• EXTRACTED MATERIAL:
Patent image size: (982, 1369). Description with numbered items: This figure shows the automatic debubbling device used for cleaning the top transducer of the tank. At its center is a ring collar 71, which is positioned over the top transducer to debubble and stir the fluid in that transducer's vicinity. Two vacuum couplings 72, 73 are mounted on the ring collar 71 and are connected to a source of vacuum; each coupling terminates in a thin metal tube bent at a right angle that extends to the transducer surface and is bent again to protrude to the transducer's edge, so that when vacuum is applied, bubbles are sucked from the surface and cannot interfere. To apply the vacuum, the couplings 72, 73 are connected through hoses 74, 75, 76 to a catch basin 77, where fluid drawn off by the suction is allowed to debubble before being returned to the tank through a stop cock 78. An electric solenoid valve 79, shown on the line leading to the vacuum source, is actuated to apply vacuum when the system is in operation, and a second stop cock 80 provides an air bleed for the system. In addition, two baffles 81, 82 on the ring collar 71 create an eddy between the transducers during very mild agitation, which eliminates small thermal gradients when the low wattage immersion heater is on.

* * *

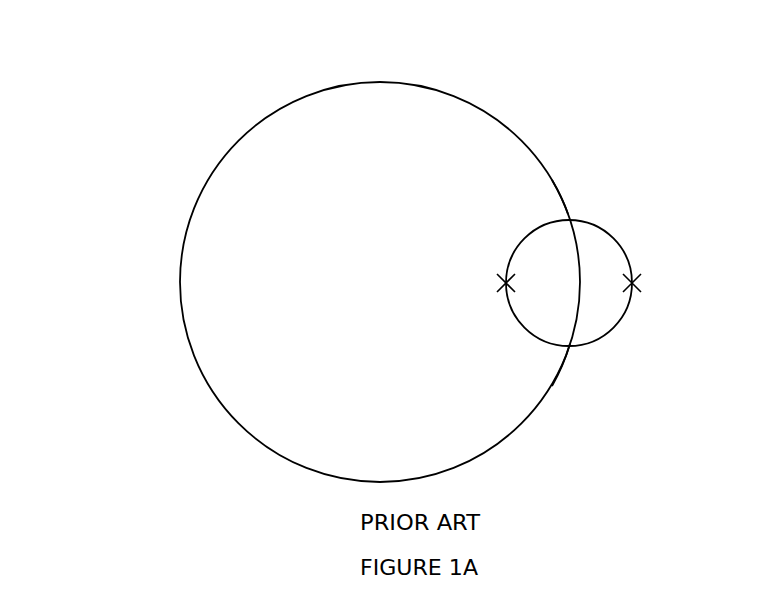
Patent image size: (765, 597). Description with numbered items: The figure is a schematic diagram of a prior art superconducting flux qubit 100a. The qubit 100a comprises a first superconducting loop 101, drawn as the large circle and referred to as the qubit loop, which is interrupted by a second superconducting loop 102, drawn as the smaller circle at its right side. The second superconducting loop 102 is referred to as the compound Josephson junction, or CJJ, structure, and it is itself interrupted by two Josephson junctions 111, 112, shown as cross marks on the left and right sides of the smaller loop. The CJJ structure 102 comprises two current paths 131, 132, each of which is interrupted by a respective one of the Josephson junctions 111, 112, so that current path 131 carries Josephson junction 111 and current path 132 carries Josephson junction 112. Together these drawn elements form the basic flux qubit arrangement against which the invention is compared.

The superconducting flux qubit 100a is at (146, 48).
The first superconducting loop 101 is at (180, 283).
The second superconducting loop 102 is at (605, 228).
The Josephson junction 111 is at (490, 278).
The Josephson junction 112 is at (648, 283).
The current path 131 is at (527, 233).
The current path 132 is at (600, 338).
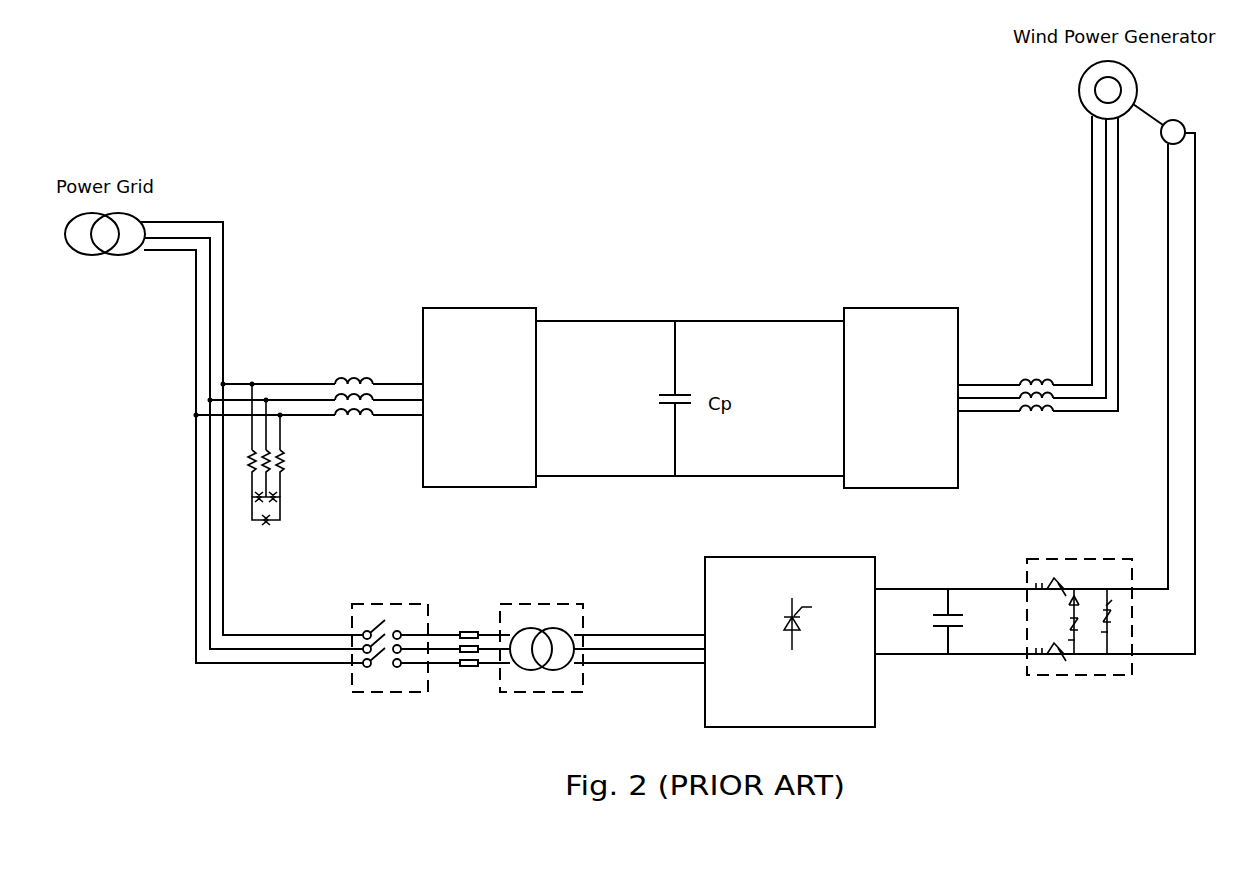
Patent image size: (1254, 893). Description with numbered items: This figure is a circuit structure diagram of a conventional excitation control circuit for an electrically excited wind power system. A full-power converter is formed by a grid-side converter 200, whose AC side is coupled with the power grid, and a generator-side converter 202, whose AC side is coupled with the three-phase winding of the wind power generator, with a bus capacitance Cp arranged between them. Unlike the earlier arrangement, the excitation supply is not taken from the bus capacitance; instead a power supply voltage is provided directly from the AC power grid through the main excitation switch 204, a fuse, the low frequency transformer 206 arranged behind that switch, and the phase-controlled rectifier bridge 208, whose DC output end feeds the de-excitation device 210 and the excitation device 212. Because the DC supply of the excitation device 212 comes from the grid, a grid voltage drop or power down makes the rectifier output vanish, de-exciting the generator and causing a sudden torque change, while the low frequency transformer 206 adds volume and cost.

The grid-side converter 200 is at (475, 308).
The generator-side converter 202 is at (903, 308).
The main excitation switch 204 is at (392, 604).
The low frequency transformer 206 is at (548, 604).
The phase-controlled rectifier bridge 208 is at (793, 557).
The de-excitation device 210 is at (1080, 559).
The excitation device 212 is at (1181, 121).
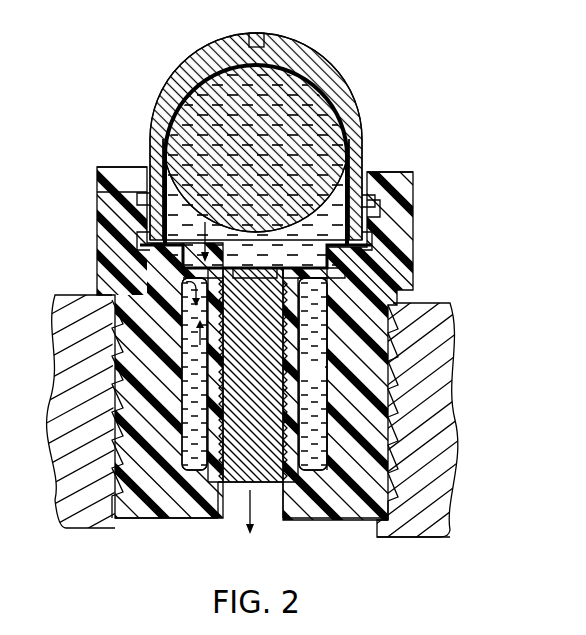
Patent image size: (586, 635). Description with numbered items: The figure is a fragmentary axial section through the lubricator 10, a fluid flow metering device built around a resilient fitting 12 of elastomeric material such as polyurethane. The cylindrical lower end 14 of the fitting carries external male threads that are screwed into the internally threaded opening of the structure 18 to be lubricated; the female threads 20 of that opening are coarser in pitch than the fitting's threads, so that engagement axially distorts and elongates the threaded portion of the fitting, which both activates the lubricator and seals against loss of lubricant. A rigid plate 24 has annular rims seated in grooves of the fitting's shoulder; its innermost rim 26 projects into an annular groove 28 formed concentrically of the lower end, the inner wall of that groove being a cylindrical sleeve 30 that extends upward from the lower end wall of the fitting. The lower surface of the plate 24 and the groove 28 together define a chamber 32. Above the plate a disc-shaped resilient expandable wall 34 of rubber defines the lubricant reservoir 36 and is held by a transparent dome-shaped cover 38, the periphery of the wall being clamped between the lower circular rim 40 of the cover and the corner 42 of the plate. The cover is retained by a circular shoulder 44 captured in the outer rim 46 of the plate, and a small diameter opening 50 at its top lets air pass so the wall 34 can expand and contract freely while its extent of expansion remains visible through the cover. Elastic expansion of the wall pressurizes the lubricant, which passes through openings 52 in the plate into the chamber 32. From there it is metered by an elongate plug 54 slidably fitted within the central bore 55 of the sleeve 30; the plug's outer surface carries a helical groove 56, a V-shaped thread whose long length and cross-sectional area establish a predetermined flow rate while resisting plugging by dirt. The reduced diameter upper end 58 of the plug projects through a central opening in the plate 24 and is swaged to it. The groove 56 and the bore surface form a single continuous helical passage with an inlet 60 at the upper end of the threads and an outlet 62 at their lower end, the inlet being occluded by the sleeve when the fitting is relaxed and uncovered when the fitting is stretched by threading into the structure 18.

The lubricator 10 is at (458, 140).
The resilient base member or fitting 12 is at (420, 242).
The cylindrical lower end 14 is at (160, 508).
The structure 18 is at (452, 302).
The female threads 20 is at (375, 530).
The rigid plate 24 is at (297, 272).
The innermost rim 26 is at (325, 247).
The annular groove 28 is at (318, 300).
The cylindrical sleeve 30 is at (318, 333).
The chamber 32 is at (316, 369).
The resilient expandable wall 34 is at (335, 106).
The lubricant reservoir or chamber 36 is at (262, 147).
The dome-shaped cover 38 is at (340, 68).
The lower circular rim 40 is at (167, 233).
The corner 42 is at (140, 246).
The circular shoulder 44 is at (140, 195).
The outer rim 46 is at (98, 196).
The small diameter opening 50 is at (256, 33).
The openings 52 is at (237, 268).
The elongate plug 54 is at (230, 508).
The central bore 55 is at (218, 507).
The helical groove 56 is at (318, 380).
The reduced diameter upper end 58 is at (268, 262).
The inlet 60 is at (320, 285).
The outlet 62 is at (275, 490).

• GOAL: Output as a JSON list of strings the lines from the line containing "Patent image size: (1254, 893)." up to and including the line containing "The generator-side converter", with one string per line and blank lines omitted.

• WORKED ANSWER:
[
  "Patent image size: (1254, 893). Description with numbered items: This figure is a circuit structure diagram of a conventional excitation control circuit for an electrically excited wind power system. A full-power converter is formed by a grid-side converter 200, whose AC side is coupled with the power grid, and a generator-side converter 202, whose AC side is coupled with the three-phase winding of the wind power generator, with a bus capacitance Cp arranged between them. Unlike the earlier arrangement, the excitation supply is not taken from the bus capacitance; instead a power supply voltage is provided directly from the AC power grid through the main excitation switch 204, a fuse, the low frequency transformer 206 arranged behind that switch, and the phase-controlled rectifier bridge 208, whose DC output end feeds the de-excitation device 210 and the excitation device 212. Because the DC supply of the excitation device 212 comes from the grid, a grid voltage drop or power down makes the rectifier output vanish, de-exciting the generator and causing a sudden torque change, while the low frequency transformer 206 adds volume and cost.",
  "The grid-side converter 200 is at (475, 308).",
  "The generator-side converter 202 is at (903, 308)."
]